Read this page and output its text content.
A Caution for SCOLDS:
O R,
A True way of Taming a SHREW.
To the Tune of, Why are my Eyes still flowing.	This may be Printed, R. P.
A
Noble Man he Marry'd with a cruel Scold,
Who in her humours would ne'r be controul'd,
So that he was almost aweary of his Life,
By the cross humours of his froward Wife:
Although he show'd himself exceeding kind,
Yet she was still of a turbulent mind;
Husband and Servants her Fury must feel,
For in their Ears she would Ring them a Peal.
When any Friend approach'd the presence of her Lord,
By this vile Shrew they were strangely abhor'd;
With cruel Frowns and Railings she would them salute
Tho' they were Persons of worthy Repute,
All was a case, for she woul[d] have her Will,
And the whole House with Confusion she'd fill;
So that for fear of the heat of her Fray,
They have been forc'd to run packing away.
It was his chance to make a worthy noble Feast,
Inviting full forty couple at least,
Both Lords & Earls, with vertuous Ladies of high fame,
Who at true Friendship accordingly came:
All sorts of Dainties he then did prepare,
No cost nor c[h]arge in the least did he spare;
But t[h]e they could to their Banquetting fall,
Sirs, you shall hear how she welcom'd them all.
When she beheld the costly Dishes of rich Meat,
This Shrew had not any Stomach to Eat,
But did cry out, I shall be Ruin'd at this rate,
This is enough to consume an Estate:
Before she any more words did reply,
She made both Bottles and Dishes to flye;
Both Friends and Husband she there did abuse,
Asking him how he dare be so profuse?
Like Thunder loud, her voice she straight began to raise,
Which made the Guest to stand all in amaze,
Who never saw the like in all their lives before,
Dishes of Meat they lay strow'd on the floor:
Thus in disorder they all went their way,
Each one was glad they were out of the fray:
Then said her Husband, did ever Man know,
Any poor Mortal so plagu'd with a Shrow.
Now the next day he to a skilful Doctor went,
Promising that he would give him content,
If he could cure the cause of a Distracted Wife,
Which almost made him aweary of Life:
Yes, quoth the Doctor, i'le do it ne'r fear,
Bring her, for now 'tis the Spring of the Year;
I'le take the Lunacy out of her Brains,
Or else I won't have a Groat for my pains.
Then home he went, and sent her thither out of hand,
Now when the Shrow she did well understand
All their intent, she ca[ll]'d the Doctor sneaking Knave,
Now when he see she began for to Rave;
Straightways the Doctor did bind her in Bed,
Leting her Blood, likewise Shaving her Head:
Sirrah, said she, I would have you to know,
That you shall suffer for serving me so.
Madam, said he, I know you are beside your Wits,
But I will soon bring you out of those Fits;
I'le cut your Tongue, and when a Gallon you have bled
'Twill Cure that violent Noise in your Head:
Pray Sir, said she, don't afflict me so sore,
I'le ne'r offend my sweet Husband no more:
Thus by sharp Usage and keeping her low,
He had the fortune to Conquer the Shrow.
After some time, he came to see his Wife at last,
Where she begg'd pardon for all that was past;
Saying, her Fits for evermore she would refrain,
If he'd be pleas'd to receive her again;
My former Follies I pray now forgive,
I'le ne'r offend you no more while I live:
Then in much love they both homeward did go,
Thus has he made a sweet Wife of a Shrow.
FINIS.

####################

§ **EXERCISE DESCRIPTION**:
Without leaving anything out, give the entries again exactly.

§ **RESULT FOR THIS EXERCISE**:
Read this page and output its text content.
A Caution for SCOLDS:
O R,
A True way of Taming a SHREW.
To the Tune of, Why are my Eyes still flowing.	This may be Printed, R. P.
A
Noble Man he Marry'd with a cruel Scold,
Who in her humours would ne'r be controul'd,
So that he was almost aweary of his Life,
By the cross humours of his froward Wife:
Although he show'd himself exceeding kind,
Yet she was still of a turbulent mind;
Husband and Servants her Fury must feel,
For in their Ears she would Ring them a Peal.
When any Friend approach'd the presence of her Lord,
By this vile Shrew they were strangely abhor'd;
With cruel Frowns and Railings she would them salute
Tho' they were Persons of worthy Repute,
All was a case, for she woul[d] have her Will,
And the whole House with Confusion she'd fill;
So that for fear of the heat of her Fray,
They have been forc'd to run packing away.
It was his chance to make a worthy noble Feast,
Inviting full forty couple at least,
Both Lords & Earls, with vertuous Ladies of high fame,
Who at true Friendship accordingly came:
All sorts of Dainties he then did prepare,
No cost nor c[h]arge in the least did he spare;
But t[h]e they could to their Banquetting fall,
Sirs, you shall hear how she welcom'd them all.
When she beheld the costly Dishes of rich Meat,
This Shrew had not any Stomach to Eat,
But did cry out, I shall be Ruin'd at this rate,
This is enough to consume an Estate:
Before she any more words did reply,
She made both Bottles and Dishes to flye;
Both Friends and Husband she there did abuse,
Asking him how he dare be so profuse?
Like Thunder loud, her voice she straight began to raise,
Which made the Guest to stand all in amaze,
Who never saw the like in all their lives before,
Dishes of Meat they lay strow'd on the floor:
Thus in disorder they all went their way,
Each one was glad they were out of the fray:
Then said her Husband, did ever Man know,
Any poor Mortal so plagu'd with a Shrow.
Now the next day he to a skilful Doctor went,
Promising that he would give him content,
If he could cure the cause of a Distracted Wife,
Which almost made him aweary of Life:
Yes, quoth the Doctor, i'le do it ne'r fear,
Bring her, for now 'tis the Spring of the Year;
I'le take the Lunacy out of her Brains,
Or else I won't have a Groat for my pains.
Then home he went, and sent her thither out of hand,
Now when the Shrow she did well understand
All their intent, she ca[ll]'d the Doctor sneaking Knave,
Now when he see she began for to Rave;
Straightways the Doctor did bind her in Bed,
Leting her Blood, likewise Shaving her Head:
Sirrah, said she, I would have you to know,
That you shall suffer for serving me so.
Madam, said he, I know you are beside your Wits,
But I will soon bring you out of those Fits;
I'le cut your Tongue, and when a Gallon you have bled
'Twill Cure that violent Noise in your Head:
Pray Sir, said she, don't afflict me so sore,
I'le ne'r offend my sweet Husband no more:
Thus by sharp Usage and keeping her low,
He had the fortune to Conquer the Shrow.
After some time, he came to see his Wife at last,
Where she begg'd pardon for all that was past;
Saying, her Fits for evermore she would refrain,
If he'd be pleas'd to receive her again;
My former Follies I pray now forgive,
I'le ne'r offend you no more while I live:
Then in much love they both homeward did go,
Thus has he made a sweet Wife of a Shrow.
FINIS.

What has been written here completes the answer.